Prompt: Tell how many lines in the data below include the word "During". The answer is the number only.

— BEGIN —

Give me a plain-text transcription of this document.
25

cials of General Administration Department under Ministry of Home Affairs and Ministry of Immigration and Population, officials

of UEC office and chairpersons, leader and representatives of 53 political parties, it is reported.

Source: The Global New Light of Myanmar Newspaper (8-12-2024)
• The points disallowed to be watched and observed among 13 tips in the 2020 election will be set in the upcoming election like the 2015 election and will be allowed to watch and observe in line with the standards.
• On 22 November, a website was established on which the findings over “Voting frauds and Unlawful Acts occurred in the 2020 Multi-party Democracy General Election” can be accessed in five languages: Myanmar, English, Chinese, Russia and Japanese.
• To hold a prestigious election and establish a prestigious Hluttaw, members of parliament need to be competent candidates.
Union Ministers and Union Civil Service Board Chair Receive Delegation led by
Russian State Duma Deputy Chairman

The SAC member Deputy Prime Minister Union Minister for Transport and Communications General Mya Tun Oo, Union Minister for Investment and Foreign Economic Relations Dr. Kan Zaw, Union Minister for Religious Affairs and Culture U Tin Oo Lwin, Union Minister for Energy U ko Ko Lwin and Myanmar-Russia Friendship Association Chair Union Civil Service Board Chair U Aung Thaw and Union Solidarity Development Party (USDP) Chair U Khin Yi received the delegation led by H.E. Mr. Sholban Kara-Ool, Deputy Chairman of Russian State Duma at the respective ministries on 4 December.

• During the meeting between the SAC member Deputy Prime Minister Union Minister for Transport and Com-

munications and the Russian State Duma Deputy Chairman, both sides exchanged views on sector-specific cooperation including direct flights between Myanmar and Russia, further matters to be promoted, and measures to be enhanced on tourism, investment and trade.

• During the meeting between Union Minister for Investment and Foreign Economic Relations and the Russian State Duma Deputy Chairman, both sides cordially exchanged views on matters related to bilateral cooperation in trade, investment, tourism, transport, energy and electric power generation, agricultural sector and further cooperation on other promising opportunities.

— END —

Answer: 2